■ **Data listing**
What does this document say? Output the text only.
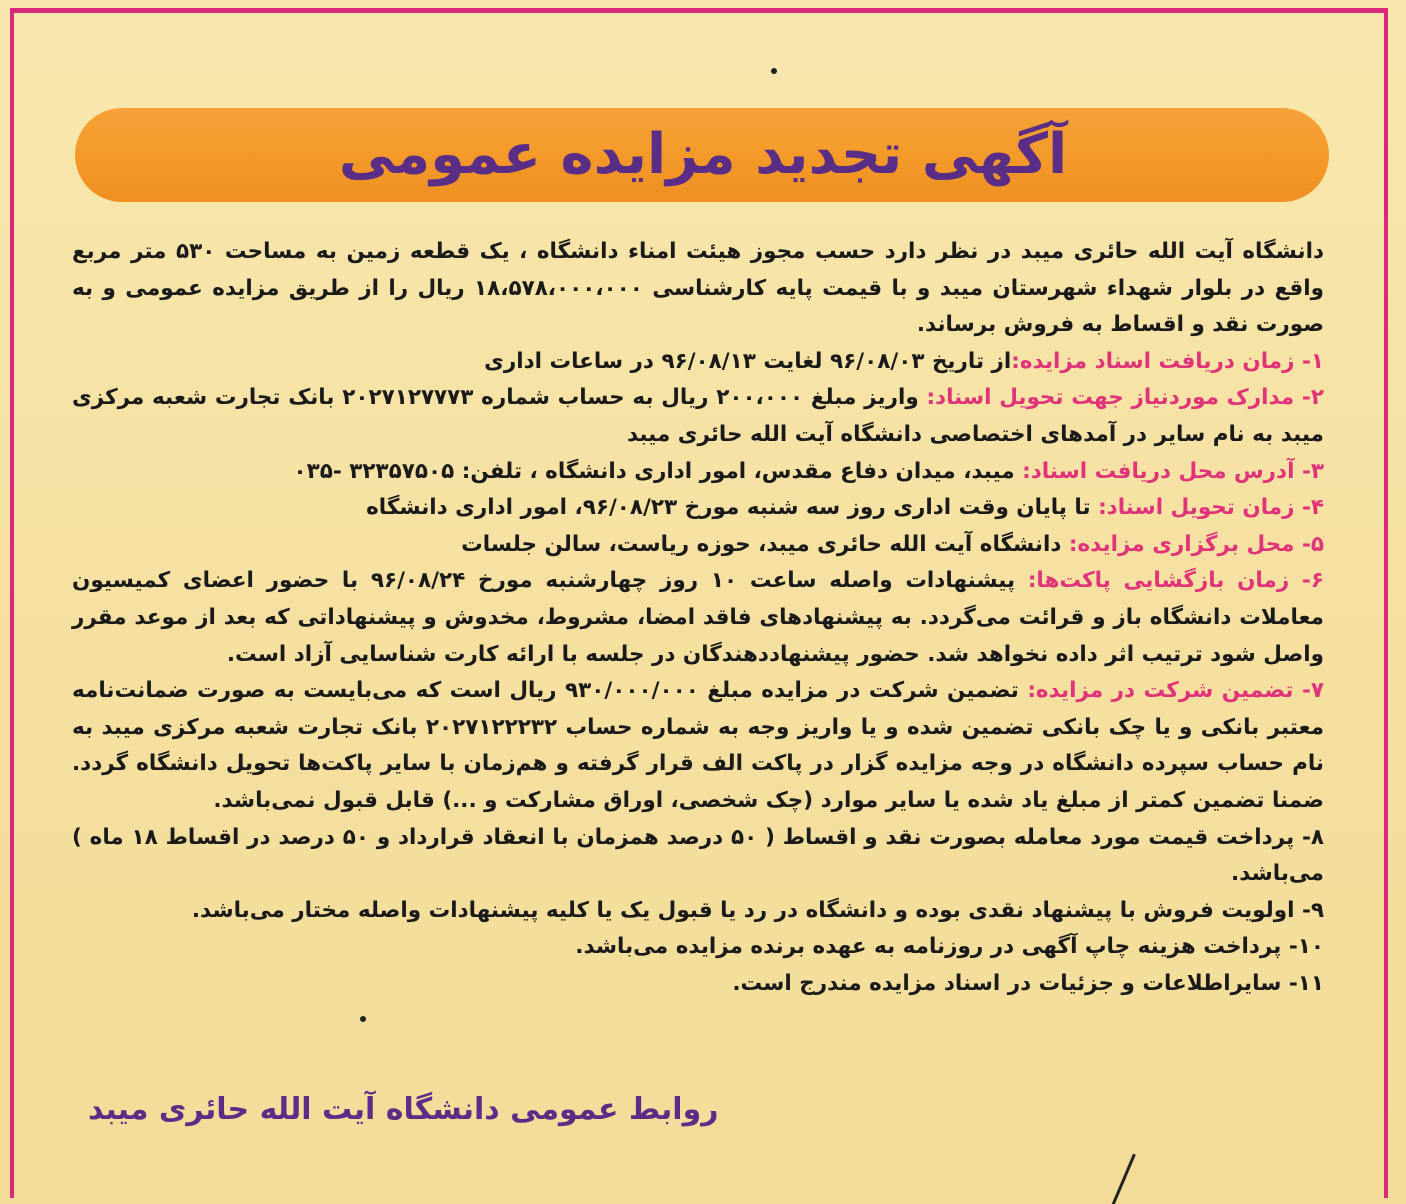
آگهی تجدید مزایده عمومی

دانشگاه آیت الله حائری میبد در نظر دارد حسب مجوز هیئت امناء دانشگاه ، یک قطعه زمین به مساحت ۵۳۰ متر مربع واقع در بلوار شهداء شهرستان میبد و با قیمت پایه کارشناسی ۱۸،۵۷۸،۰۰۰،۰۰۰ ریال را از طریق مزایده عمومی و به صورت نقد و اقساط به فروش برساند.

۱- زمان دریافت اسناد مزایده:از تاریخ ۹۶/۰۸/۰۳ لغایت ۹۶/۰۸/۱۳ در ساعات اداری

۲- مدارک موردنیاز جهت تحویل اسناد: واریز مبلغ ۲۰۰،۰۰۰ ریال به حساب شماره ۲۰۲۷۱۲۷۷۷۳ بانک تجارت شعبه مرکزی میبد به نام سایر در آمدهای اختصاصی دانشگاه آیت الله حائری میبد

۳- آدرس محل دریافت اسناد: میبد، میدان دفاع مقدس، امور اداری دانشگاه ، تلفن: ۳۲۳۵۷۵۰۵ -۰۳۵

۴- زمان تحویل اسناد: تا پایان وقت اداری روز سه شنبه مورخ ۹۶/۰۸/۲۳، امور اداری دانشگاه

۵- محل برگزاری مزایده: دانشگاه آیت الله حائری میبد، حوزه ریاست، سالن جلسات

۶- زمان بازگشایی پاکت‌ها: پیشنهادات واصله ساعت ۱۰ روز چهارشنبه مورخ ۹۶/۰۸/۲۴ با حضور اعضای کمیسیون معاملات دانشگاه باز و قرائت می‌گردد. به پیشنهادهای فاقد امضا، مشروط، مخدوش و پیشنهاداتی که بعد از موعد مقرر واصل شود ترتیب اثر داده نخواهد شد. حضور پیشنهاددهندگان در جلسه با ارائه کارت شناسایی آزاد است.

۷- تضمین شرکت در مزایده: تضمین شرکت در مزایده مبلغ ۹۳۰/۰۰۰/۰۰۰ ریال است که می‌بایست به صورت ضمانت‌نامه معتبر بانکی و یا چک بانکی تضمین شده و یا واریز وجه به شماره حساب ۲۰۲۷۱۲۲۲۳۲ بانک تجارت شعبه مرکزی میبد به نام حساب سپرده دانشگاه در وجه مزایده گزار در پاکت الف قرار گرفته و هم‌زمان با سایر پاکت‌ها تحویل دانشگاه گردد. ضمنا تضمین کمتر از مبلغ یاد شده یا سایر موارد (چک شخصی، اوراق مشارکت و ...) قابل قبول نمی‌باشد.

۸- پرداخت قیمت مورد معامله بصورت نقد و اقساط ( ۵۰ درصد همزمان با انعقاد قرارداد و ۵۰ درصد در اقساط ۱۸ ماه ) می‌باشد.

۹- اولویت فروش با پیشنهاد نقدی بوده و دانشگاه در رد یا قبول یک یا کلیه پیشنهادات واصله مختار می‌باشد.

۱۰- پرداخت هزینه چاپ آگهی در روزنامه به عهده برنده مزایده می‌باشد.

۱۱- سایراطلاعات و جزئیات در اسناد مزایده مندرج است.

روابط عمومی دانشگاه آیت الله حائری میبد
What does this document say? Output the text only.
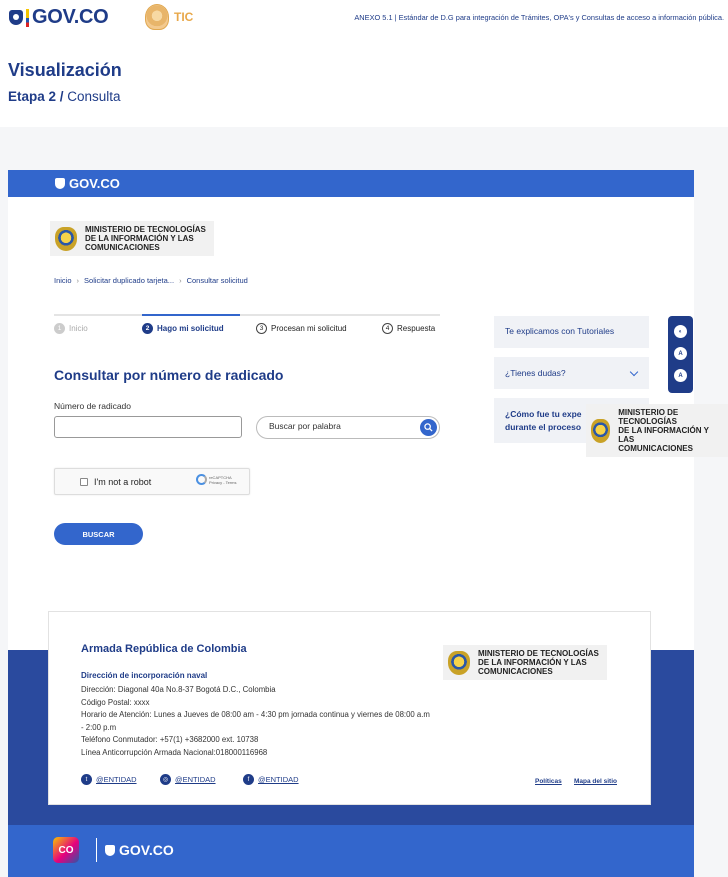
GOV.CO	TIC	ANEXO 5.1 | Estándar de D.G para integración de Trámites, OPA's y Consultas de acceso a información pública.
Visualización
Etapa 2 / Consulta
GOV.CO
MINISTERIO DE TECNOLOGÍAS
DE LA INFORMACIÓN Y LAS
COMUNICACIONES
Inicio › Solicitar duplicado tarjeta... › Consultar solicitud
1 Inicio	2 Hago mi solicitud	3 Procesan mi solicitud	4 Respuesta
Consultar por número de radicado
Número de radicado
Buscar por palabra
I'm not a robot	reCAPTCHA
Privacy - Terms
BUSCAR
Te explicamos con Tutoriales
¿Tienes dudas?
¿Cómo fue tu expe
durante el proceso
MINISTERIO DE TECNOLOGÍAS
DE LA INFORMACIÓN Y LAS
COMUNICACIONES
◐
A
A
Armada República de Colombia
Dirección de incorporación naval
Dirección: Diagonal 40a No.8-37 Bogotá D.C., Colombia
Código Postal: xxxx
Horario de Atención: Lunes a Jueves de 08:00 am - 4:30 pm jornada continua y viernes de 08:00 a.m - 2:00 p.m
Teléfono Conmutador: +57(1) +3682000 ext. 10738
Línea Anticorrupción Armada Nacional:018000116968
MINISTERIO DE TECNOLOGÍAS
DE LA INFORMACIÓN Y LAS
COMUNICACIONES
t	@ENTIDAD	◎ @ENTIDAD	f	@ENTIDAD	Políticas Mapa del sitio
CO	GOV.CO
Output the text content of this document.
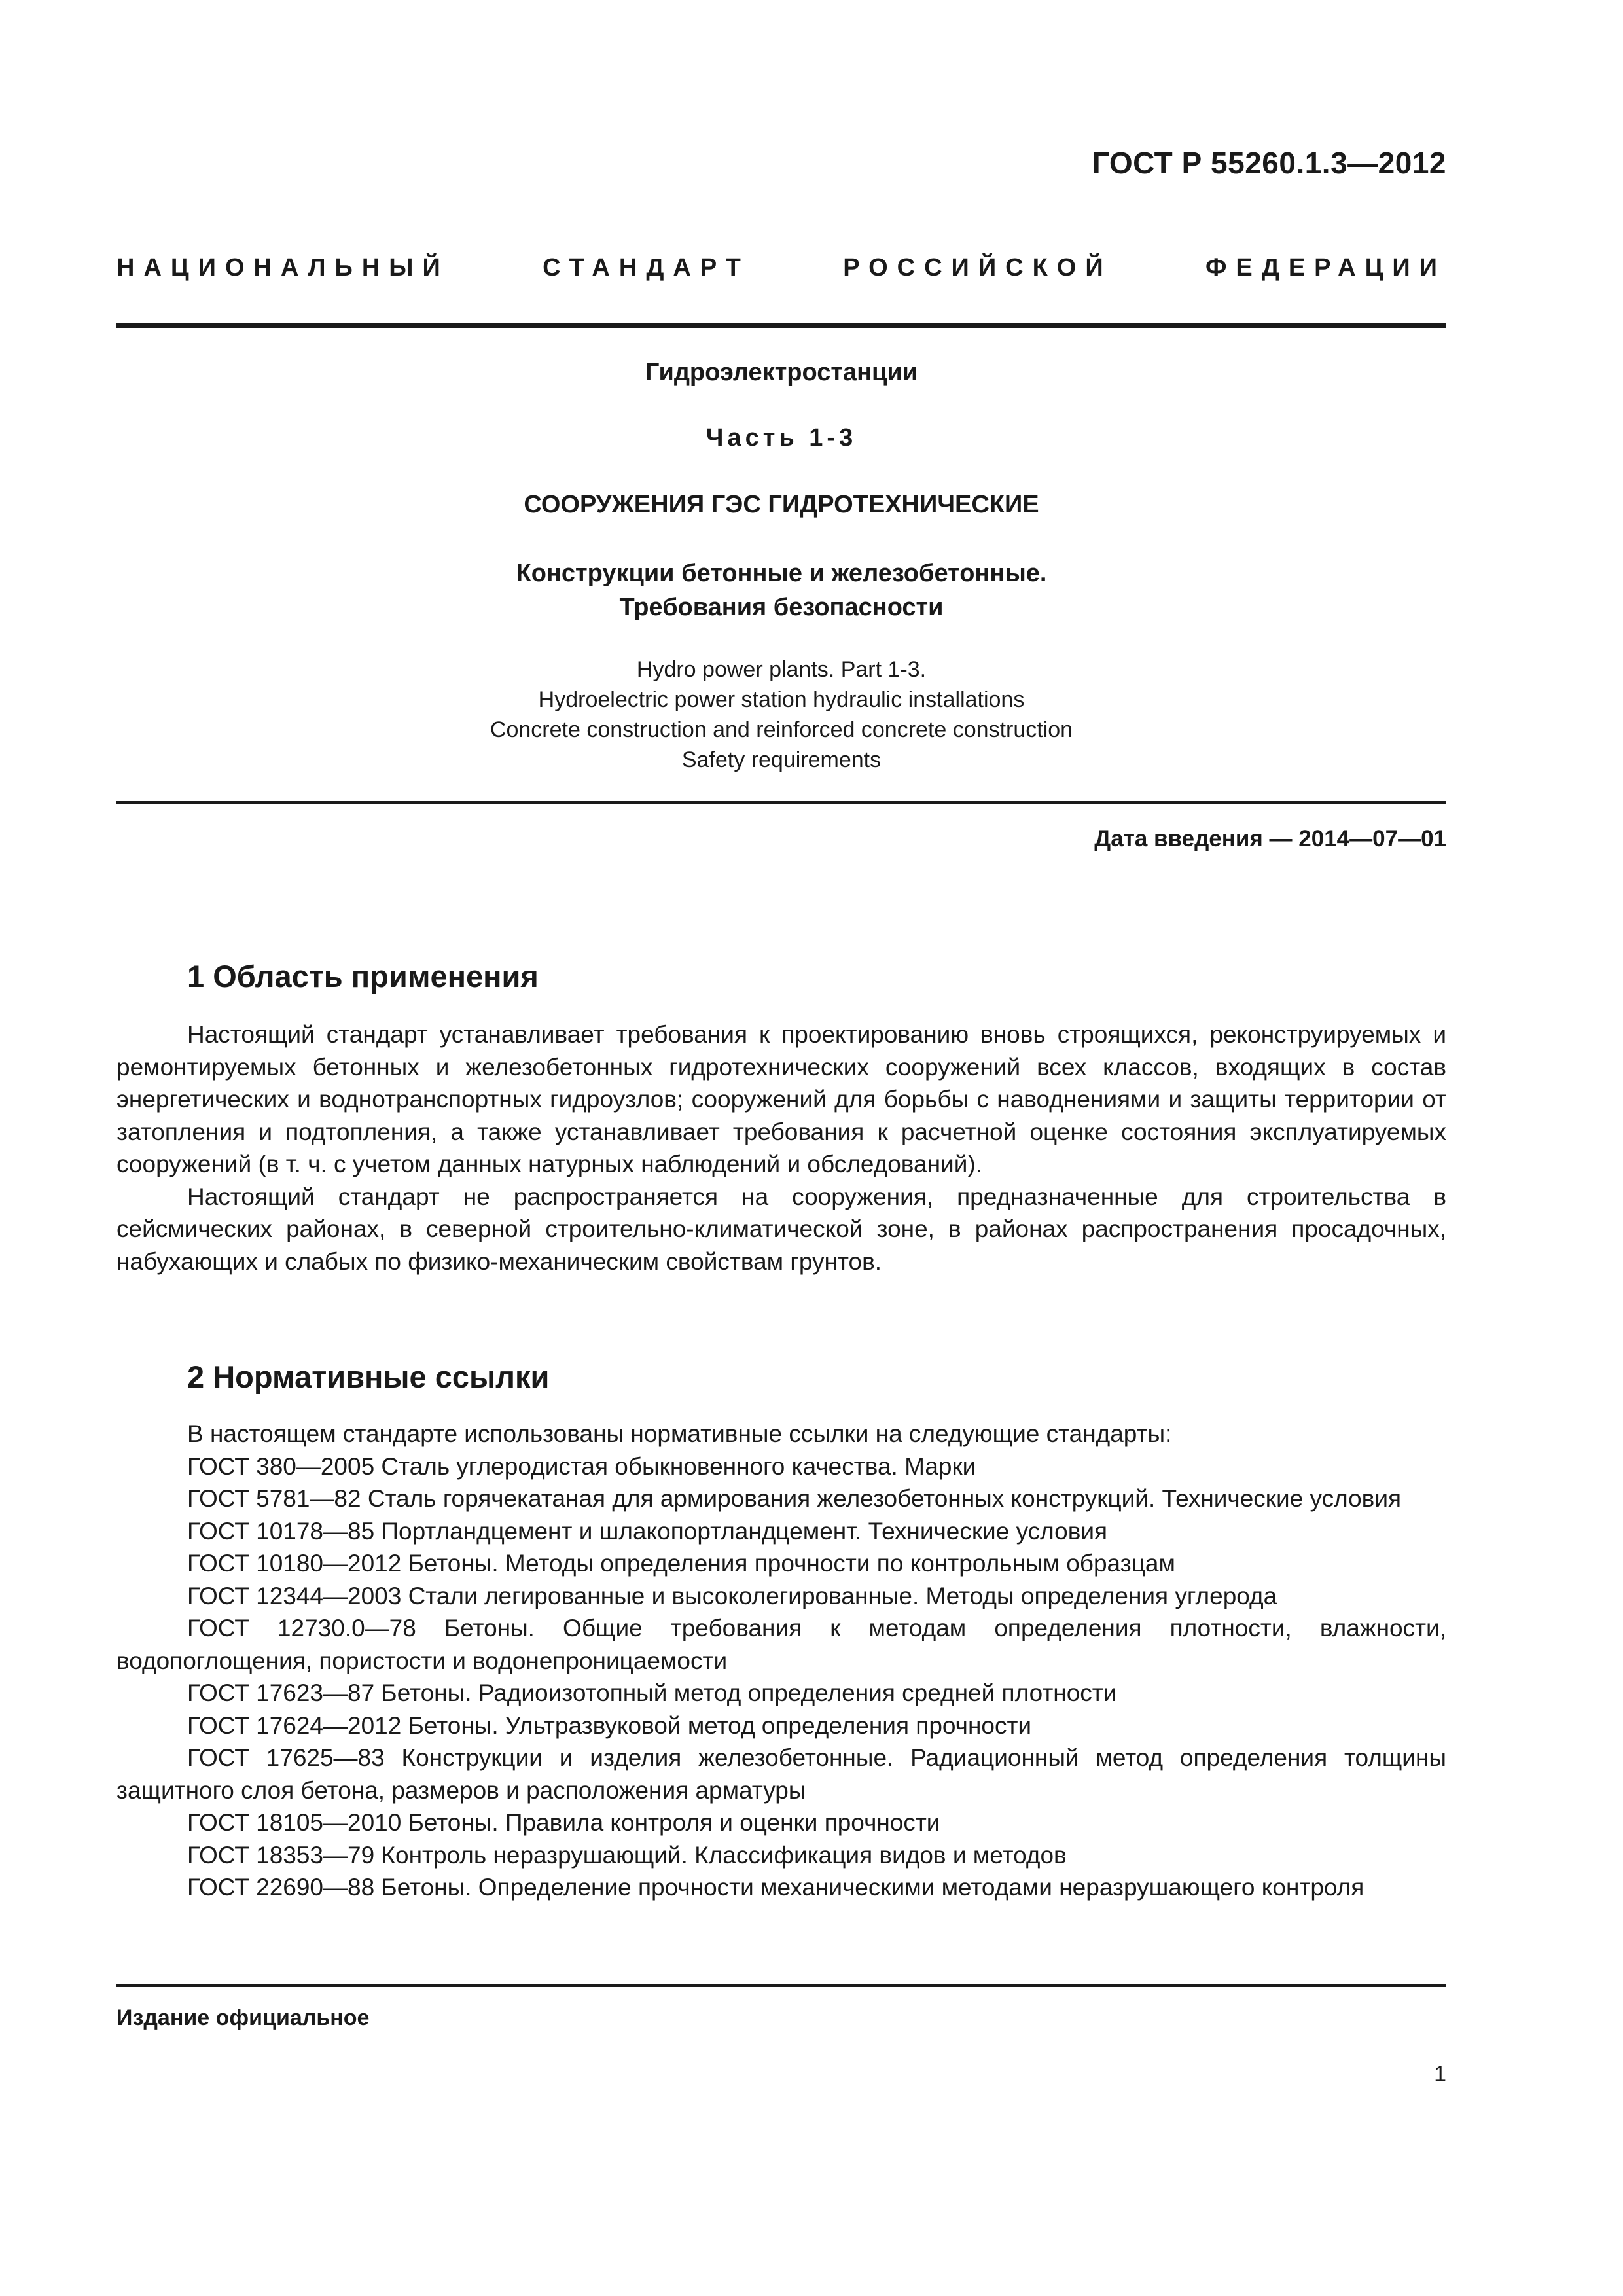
ГОСТ Р 55260.1.3—2012
НАЦИОНАЛЬНЫЙ СТАНДАРТ РОССИЙСКОЙ ФЕДЕРАЦИИ
Гидроэлектростанции
Часть 1-3
СООРУЖЕНИЯ ГЭС ГИДРОТЕХНИЧЕСКИЕ
Конструкции бетонные и железобетонные.
Требования безопасности
Hydro power plants. Part 1-3.
Hydroelectric power station hydraulic installations
Concrete construction and reinforced concrete construction
Safety requirements
Дата введения — 2014—07—01
1 Область применения

Настоящий стандарт устанавливает требования к проектированию вновь строящихся, реконструируемых и ремонтируемых бетонных и железобетонных гидротехнических сооружений всех классов, входящих в состав энергетических и воднотранспортных гидроузлов; сооружений для борьбы с наводнениями и защиты территории от затопления и подтопления, а также устанавливает требования к расчетной оценке состояния эксплуатируемых сооружений (в т. ч. с учетом данных натурных наблюдений и обследований).

Настоящий стандарт не распространяется на сооружения, предназначенные для строительства в сейсмических районах, в северной строительно-климатической зоне, в районах распространения просадочных, набухающих и слабых по физико-механическим свойствам грунтов.

2 Нормативные ссылки

В настоящем стандарте использованы нормативные ссылки на следующие стандарты:

ГОСТ 380—2005 Сталь углеродистая обыкновенного качества. Марки

ГОСТ 5781—82 Сталь горячекатаная для армирования железобетонных конструкций. Технические условия

ГОСТ 10178—85 Портландцемент и шлакопортландцемент. Технические условия

ГОСТ 10180—2012 Бетоны. Методы определения прочности по контрольным образцам

ГОСТ 12344—2003 Стали легированные и высоколегированные. Методы определения углерода

ГОСТ 12730.0—78 Бетоны. Общие требования к методам определения плотности, влажности, водопоглощения, пористости и водонепроницаемости

ГОСТ 17623—87 Бетоны. Радиоизотопный метод определения средней плотности

ГОСТ 17624—2012 Бетоны. Ультразвуковой метод определения прочности

ГОСТ 17625—83 Конструкции и изделия железобетонные. Радиационный метод определения толщины защитного слоя бетона, размеров и расположения арматуры

ГОСТ 18105—2010 Бетоны. Правила контроля и оценки прочности

ГОСТ 18353—79 Контроль неразрушающий. Классификация видов и методов

ГОСТ 22690—88 Бетоны. Определение прочности механическими методами неразрушающего контроля

Издание официальное
1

■ **What is being asked**
Look above for lines with the word "контроля" and copy them all.

■ **Result of the task**
ГОСТ 18105—2010 Бетоны. Правила контроля и оценки прочности
ГОСТ 22690—88 Бетоны. Определение прочности механическими методами неразрушающего контроля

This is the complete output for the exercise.